## Task to carry out
Give an exact copy of every line, leaving images out.

--- --- ---

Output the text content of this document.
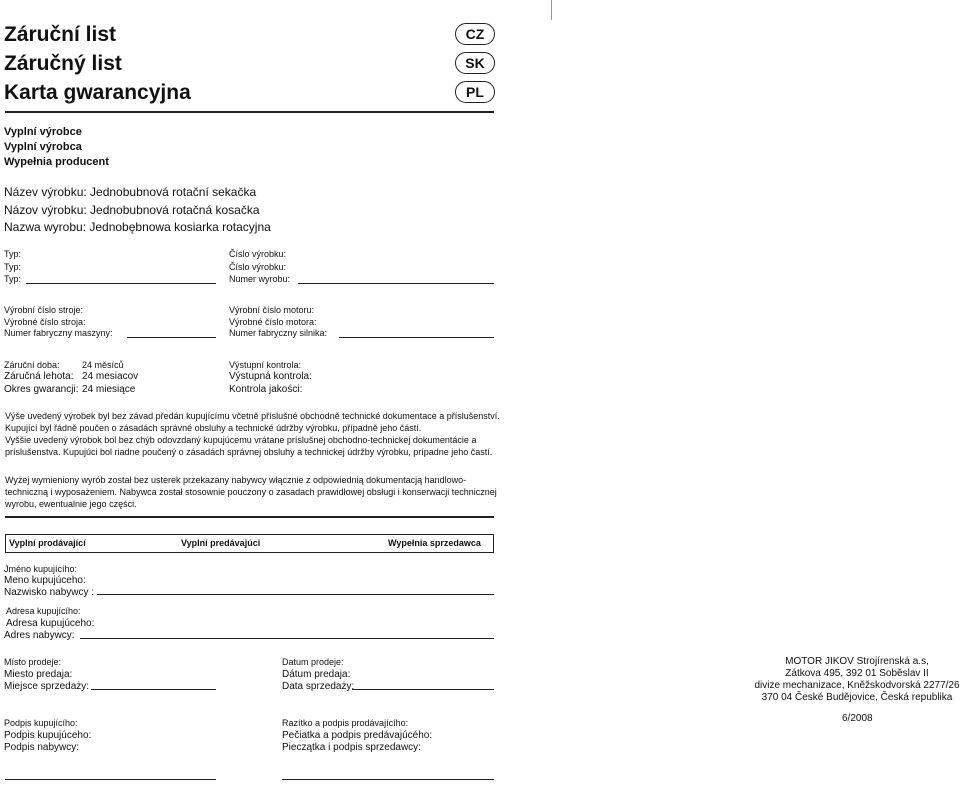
Záruční list
Záručný list
Karta gwarancyjna
CZ
SK
PL
Vyplní výrobce
Vyplní výrobca
Wypełnia producent
Název výrobku: Jednobubnová rotační sekačka
Názov výrobku: Jednobubnová rotačná kosačka
Nazwa wyrobu: Jednobębnowa kosiarka rotacyjna
Typ:
Typ:
Typ:
Číslo výrobku:
Číslo výrobku:
Numer wyrobu:
Výrobní číslo stroje:
Výrobné číslo stroja:
Numer fabryczny maszyny:
Výrobní číslo motoru:
Výrobné číslo motora:
Numer fabryczny silnika:
Záruční doba: 24 měsíců
Záručná lehota: 24 mesiacov
Okres gwarancji: 24 miesiące
Výstupní kontrola:
Výstupná kontrola:
Kontrola jakości:
Výše uvedený výrobek byl bez závad předán kupujícímu včetně příslušné obchodně technické dokumentace a příslušenství. Kupující byl řádně poučen o zásadách správné obsluhy a technické údržby výrobku, případně jeho částí.
Vyššie uvedený výrobok bol bez chýb odovzdaný kupujúcemu vrátane príslušnej obchodno-technickej dokumentácie a príslušenstva. Kupujúci bol riadne poučený o zásadách správnej obsluhy a technickej údržby výrobku, prípadne jeho častí.
Wyżej wymieniony wyrób został bez usterek przekazany nabywcy włącznie z odpowiednią dokumentacją handlowo-techniczną i wyposażeniem. Nabywca został stosownie pouczony o zasadach prawidłowej obsługi i konserwacji technicznej wyrobu, ewentualnie jego części.
Vyplní prodávající	Vyplní predávajúci	Wypełnia sprzedawca
Jméno kupujícího:
Meno kupujúceho:
Nazwisko nabywcy :
Adresa kupujícího:
Adresa kupujúceho:
Adres nabywcy:
Místo prodeje:
Miesto predaja:
Miejsce sprzedaży:
Datum prodeje:
Dátum predaja:
Data sprzedaży:
MOTOR JIKOV Strojírenská a.s,
Zátkova 495, 392 01 Soběslav II
divize mechanizace, Kněžskodvorská 2277/26
370 04 České Budějovice, Česká republika
6/2008
Podpis kupujícího:
Podpis kupujúceho:
Podpis nabywcy:
Razítko a podpis prodávajícího:
Pečiatka a podpis predávajúcého:
Pieczątka i podpis sprzedawcy:
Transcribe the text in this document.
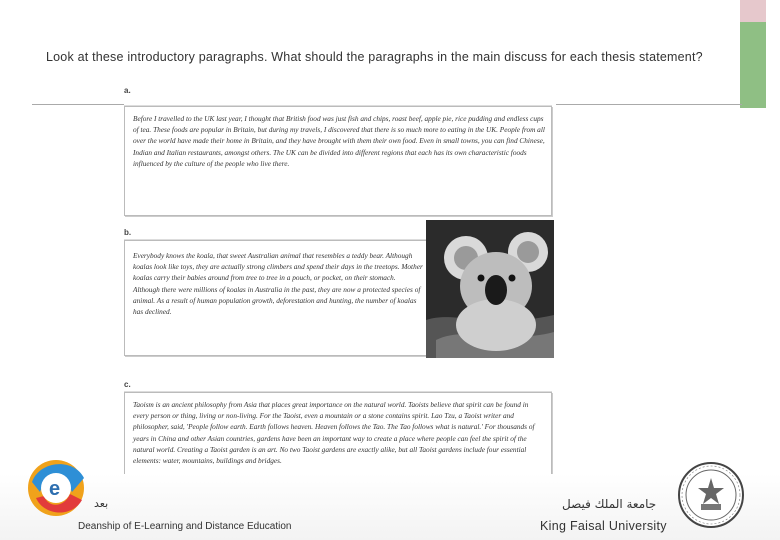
Look at these introductory paragraphs. What should the paragraphs in the main discuss for each thesis statement?
a.

Before I travelled to the UK last year, I thought that British food was just fish and chips, roast beef, apple pie, rice pudding and endless cups of tea. These foods are popular in Britain, but during my travels, I discovered that there is so much more to eating in the UK. People from all over the world have made their home in Britain, and they have brought with them their own food. Even in small towns, you can find Chinese, Indian and Italian restaurants, amongst others. The UK can be divided into different regions that each has its own characteristic foods influenced by the culture of the people who live there.

b.

Everybody knows the koala, that sweet Australian animal that resembles a teddy bear. Although koalas look like toys, they are actually strong climbers and spend their days in the treetops. Mother koalas carry their babies around from tree to tree in a pouch, or pocket, on their stomach. Although there were millions of koalas in Australia in the past, they are now a protected species of animal. As a result of human population growth, deforestation and hunting, the number of koalas has declined.

c.

Taoism is an ancient philosophy from Asia that places great importance on the natural world. Taoists believe that spirit can be found in every person or thing, living or non-living. For the Taoist, even a mountain or a stone contains spirit. Lao Tzu, a Taoist writer and philosopher, said, 'People follow earth. Earth follows heaven. Heaven follows the Tao. The Tao follows what is natural.' For thousands of years in China and other Asian countries, gardens have been an important way to create a place where people can feel the spirit of the natural world. Creating a Taoist garden is an art. No two Taoist gardens are exactly alike, but all Taoist gardens include four essential elements: water, mountains, buildings and bridges.

e
بعد
Deanship of E-Learning and Distance Education
جامعة الملك فيصل
King Faisal University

--- --- ---

## Answer below
Output the text content of this document.
Záruční list
Záručný list
Karta gwarancyjna
CZ
SK
PL
Vyplní výrobce
Vyplní výrobca
Wypełnia producent
Název výrobku: Jednobubnová rotační sekačka
Názov výrobku: Jednobubnová rotačná kosačka
Nazwa wyrobu: Jednobębnowa kosiarka rotacyjna
Typ:
Typ:
Typ:
Číslo výrobku:
Číslo výrobku:
Numer wyrobu:
Výrobní číslo stroje:
Výrobné číslo stroja:
Numer fabryczny maszyny:
Výrobní číslo motoru:
Výrobné číslo motora:
Numer fabryczny silnika:
Záruční doba: 24 měsíců
Záručná lehota: 24 mesiacov
Okres gwarancji: 24 miesiące
Výstupní kontrola:
Výstupná kontrola:
Kontrola jakości:
Výše uvedený výrobek byl bez závad předán kupujícímu včetně příslušné obchodně technické dokumentace a příslušenství. Kupující byl řádně poučen o zásadách správné obsluhy a technické údržby výrobku, případně jeho částí.
Vyššie uvedený výrobok bol bez chýb odovzdaný kupujúcemu vrátane príslušnej obchodno-technickej dokumentácie a príslušenstva. Kupujúci bol riadne poučený o zásadách správnej obsluhy a technickej údržby výrobku, prípadne jeho častí.
Wyżej wymieniony wyrób został bez usterek przekazany nabywcy włącznie z odpowiednią dokumentacją handlowo-techniczną i wyposażeniem. Nabywca został stosownie pouczony o zasadach prawidłowej obsługi i konserwacji technicznej wyrobu, ewentualnie jego części.
Vyplní prodávající	Vyplní predávajúci	Wypełnia sprzedawca
Jméno kupujícího:
Meno kupujúceho:
Nazwisko nabywcy :
Adresa kupujícího:
Adresa kupujúceho:
Adres nabywcy:
Místo prodeje:
Miesto predaja:
Miejsce sprzedaży:
Datum prodeje:
Dátum predaja:
Data sprzedaży:
MOTOR JIKOV Strojírenská a.s,
Zátkova 495, 392 01 Soběslav II
divize mechanizace, Kněžskodvorská 2277/26
370 04 České Budějovice, Česká republika
6/2008
Podpis kupujícího:
Podpis kupujúceho:
Podpis nabywcy:
Razítko a podpis prodávajícího:
Pečiatka a podpis predávajúcého:
Pieczątka i podpis sprzedawcy:
Transcribe the text in this document.
Look at these introductory paragraphs. What should the paragraphs in the main discuss for each thesis statement?
a.

Before I travelled to the UK last year, I thought that British food was just fish and chips, roast beef, apple pie, rice pudding and endless cups of tea. These foods are popular in Britain, but during my travels, I discovered that there is so much more to eating in the UK. People from all over the world have made their home in Britain, and they have brought with them their own food. Even in small towns, you can find Chinese, Indian and Italian restaurants, amongst others. The UK can be divided into different regions that each has its own characteristic foods influenced by the culture of the people who live there.

b.

Everybody knows the koala, that sweet Australian animal that resembles a teddy bear. Although koalas look like toys, they are actually strong climbers and spend their days in the treetops. Mother koalas carry their babies around from tree to tree in a pouch, or pocket, on their stomach. Although there were millions of koalas in Australia in the past, they are now a protected species of animal. As a result of human population growth, deforestation and hunting, the number of koalas has declined.

c.

Taoism is an ancient philosophy from Asia that places great importance on the natural world. Taoists believe that spirit can be found in every person or thing, living or non-living. For the Taoist, even a mountain or a stone contains spirit. Lao Tzu, a Taoist writer and philosopher, said, 'People follow earth. Earth follows heaven. Heaven follows the Tao. The Tao follows what is natural.' For thousands of years in China and other Asian countries, gardens have been an important way to create a place where people can feel the spirit of the natural world. Creating a Taoist garden is an art. No two Taoist gardens are exactly alike, but all Taoist gardens include four essential elements: water, mountains, buildings and bridges.

e
بعد
Deanship of E-Learning and Distance Education
جامعة الملك فيصل
King Faisal University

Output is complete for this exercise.